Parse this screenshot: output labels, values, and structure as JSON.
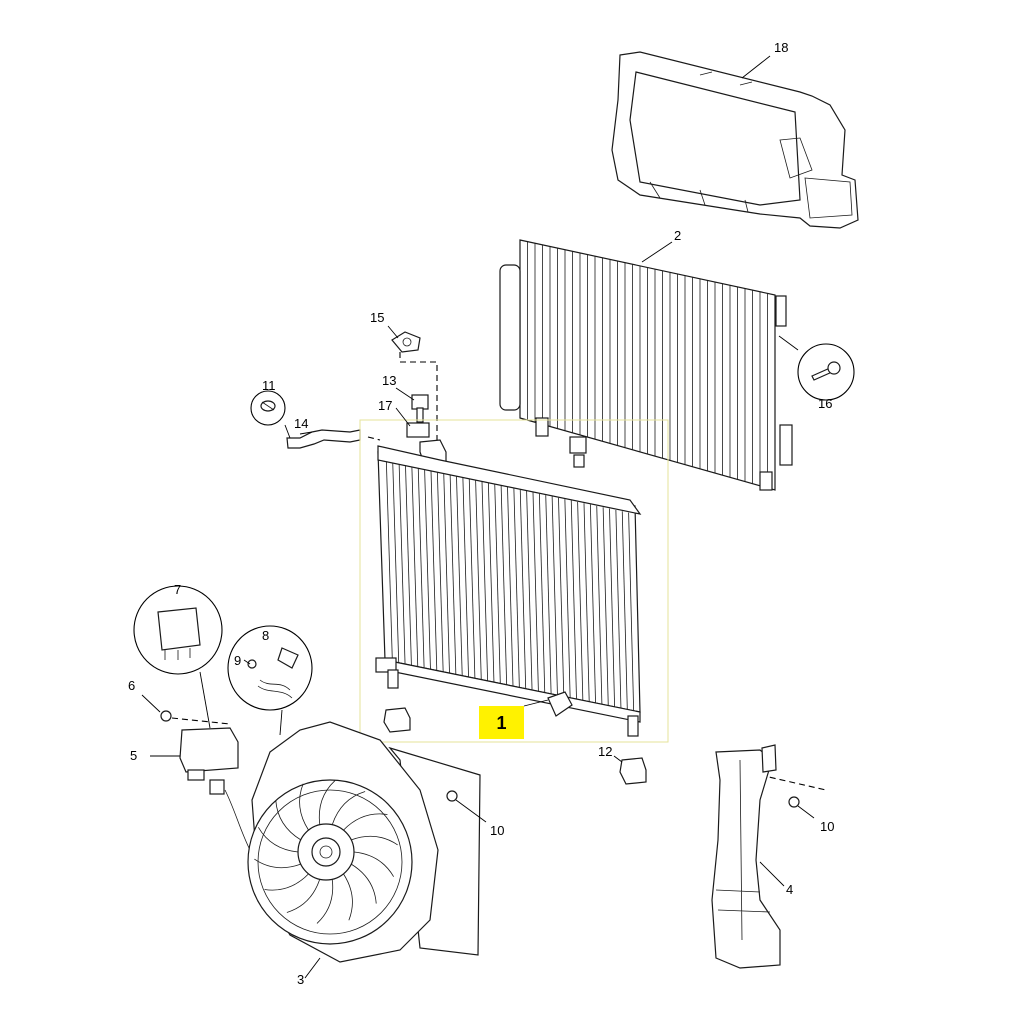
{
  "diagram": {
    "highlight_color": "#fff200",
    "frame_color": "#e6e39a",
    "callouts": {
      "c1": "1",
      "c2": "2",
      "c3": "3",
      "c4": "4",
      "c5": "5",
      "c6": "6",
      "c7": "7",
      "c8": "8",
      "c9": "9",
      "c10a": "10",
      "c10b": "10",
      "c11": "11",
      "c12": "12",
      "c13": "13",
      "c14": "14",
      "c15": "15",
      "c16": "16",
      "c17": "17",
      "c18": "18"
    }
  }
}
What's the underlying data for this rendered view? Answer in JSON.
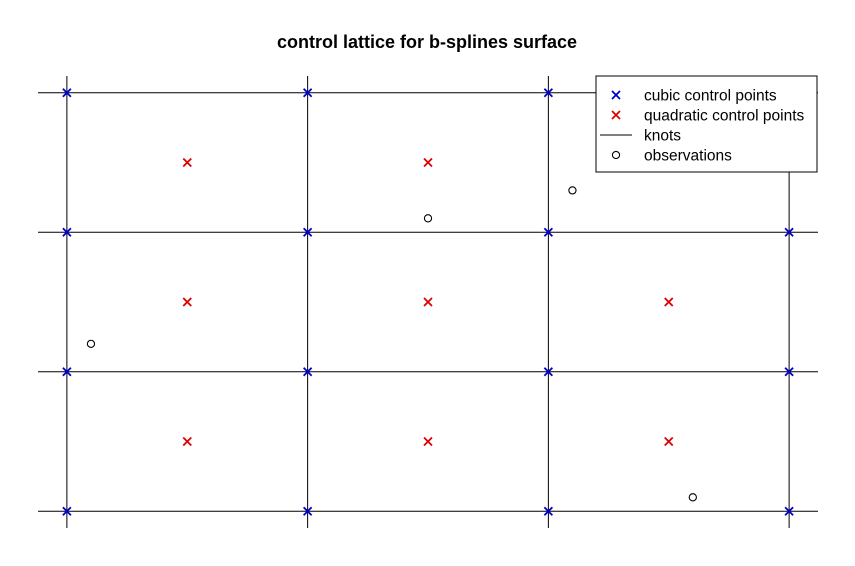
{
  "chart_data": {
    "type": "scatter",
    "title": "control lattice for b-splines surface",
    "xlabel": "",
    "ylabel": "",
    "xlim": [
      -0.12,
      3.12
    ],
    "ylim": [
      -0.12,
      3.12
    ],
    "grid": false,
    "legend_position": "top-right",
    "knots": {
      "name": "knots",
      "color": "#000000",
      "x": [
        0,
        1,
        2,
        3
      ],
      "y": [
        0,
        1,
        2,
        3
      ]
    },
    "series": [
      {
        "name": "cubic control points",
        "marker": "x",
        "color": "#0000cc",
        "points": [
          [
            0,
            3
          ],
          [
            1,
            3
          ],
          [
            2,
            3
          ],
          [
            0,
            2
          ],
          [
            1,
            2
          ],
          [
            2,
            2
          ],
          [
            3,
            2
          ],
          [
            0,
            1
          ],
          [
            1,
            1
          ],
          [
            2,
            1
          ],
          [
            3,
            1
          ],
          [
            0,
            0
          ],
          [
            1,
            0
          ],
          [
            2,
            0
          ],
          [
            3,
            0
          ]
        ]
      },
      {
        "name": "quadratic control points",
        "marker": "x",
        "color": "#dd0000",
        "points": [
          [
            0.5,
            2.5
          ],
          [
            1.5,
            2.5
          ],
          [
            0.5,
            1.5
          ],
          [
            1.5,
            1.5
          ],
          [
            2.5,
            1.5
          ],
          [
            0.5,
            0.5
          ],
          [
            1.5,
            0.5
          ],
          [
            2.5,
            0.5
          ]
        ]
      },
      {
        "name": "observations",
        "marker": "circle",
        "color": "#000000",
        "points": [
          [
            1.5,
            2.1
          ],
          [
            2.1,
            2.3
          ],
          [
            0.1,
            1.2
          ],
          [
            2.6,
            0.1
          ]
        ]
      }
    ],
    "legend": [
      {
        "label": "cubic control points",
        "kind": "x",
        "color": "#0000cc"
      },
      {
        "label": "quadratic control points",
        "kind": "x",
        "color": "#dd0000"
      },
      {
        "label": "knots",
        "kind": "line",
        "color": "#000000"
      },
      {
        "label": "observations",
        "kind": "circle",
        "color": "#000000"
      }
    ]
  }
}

→ **PROBLEM TO SOLVE**
Print the records word for word and exclude any picture they hold.

→ **THE REPLY**
Parse this screenshot: output labels, values, and structure as JSON.
{
  "diagram": {
    "highlight_color": "#fff200",
    "frame_color": "#e6e39a",
    "callouts": {
      "c1": "1",
      "c2": "2",
      "c3": "3",
      "c4": "4",
      "c5": "5",
      "c6": "6",
      "c7": "7",
      "c8": "8",
      "c9": "9",
      "c10a": "10",
      "c10b": "10",
      "c11": "11",
      "c12": "12",
      "c13": "13",
      "c14": "14",
      "c15": "15",
      "c16": "16",
      "c17": "17",
      "c18": "18"
    }
  }
}
What's the underlying data for this rendered view? Answer in JSON.
{
  "chart_data": {
    "type": "scatter",
    "title": "control lattice for b-splines surface",
    "xlabel": "",
    "ylabel": "",
    "xlim": [
      -0.12,
      3.12
    ],
    "ylim": [
      -0.12,
      3.12
    ],
    "grid": false,
    "legend_position": "top-right",
    "knots": {
      "name": "knots",
      "color": "#000000",
      "x": [
        0,
        1,
        2,
        3
      ],
      "y": [
        0,
        1,
        2,
        3
      ]
    },
    "series": [
      {
        "name": "cubic control points",
        "marker": "x",
        "color": "#0000cc",
        "points": [
          [
            0,
            3
          ],
          [
            1,
            3
          ],
          [
            2,
            3
          ],
          [
            0,
            2
          ],
          [
            1,
            2
          ],
          [
            2,
            2
          ],
          [
            3,
            2
          ],
          [
            0,
            1
          ],
          [
            1,
            1
          ],
          [
            2,
            1
          ],
          [
            3,
            1
          ],
          [
            0,
            0
          ],
          [
            1,
            0
          ],
          [
            2,
            0
          ],
          [
            3,
            0
          ]
        ]
      },
      {
        "name": "quadratic control points",
        "marker": "x",
        "color": "#dd0000",
        "points": [
          [
            0.5,
            2.5
          ],
          [
            1.5,
            2.5
          ],
          [
            0.5,
            1.5
          ],
          [
            1.5,
            1.5
          ],
          [
            2.5,
            1.5
          ],
          [
            0.5,
            0.5
          ],
          [
            1.5,
            0.5
          ],
          [
            2.5,
            0.5
          ]
        ]
      },
      {
        "name": "observations",
        "marker": "circle",
        "color": "#000000",
        "points": [
          [
            1.5,
            2.1
          ],
          [
            2.1,
            2.3
          ],
          [
            0.1,
            1.2
          ],
          [
            2.6,
            0.1
          ]
        ]
      }
    ],
    "legend": [
      {
        "label": "cubic control points",
        "kind": "x",
        "color": "#0000cc"
      },
      {
        "label": "quadratic control points",
        "kind": "x",
        "color": "#dd0000"
      },
      {
        "label": "knots",
        "kind": "line",
        "color": "#000000"
      },
      {
        "label": "observations",
        "kind": "circle",
        "color": "#000000"
      }
    ]
  }
}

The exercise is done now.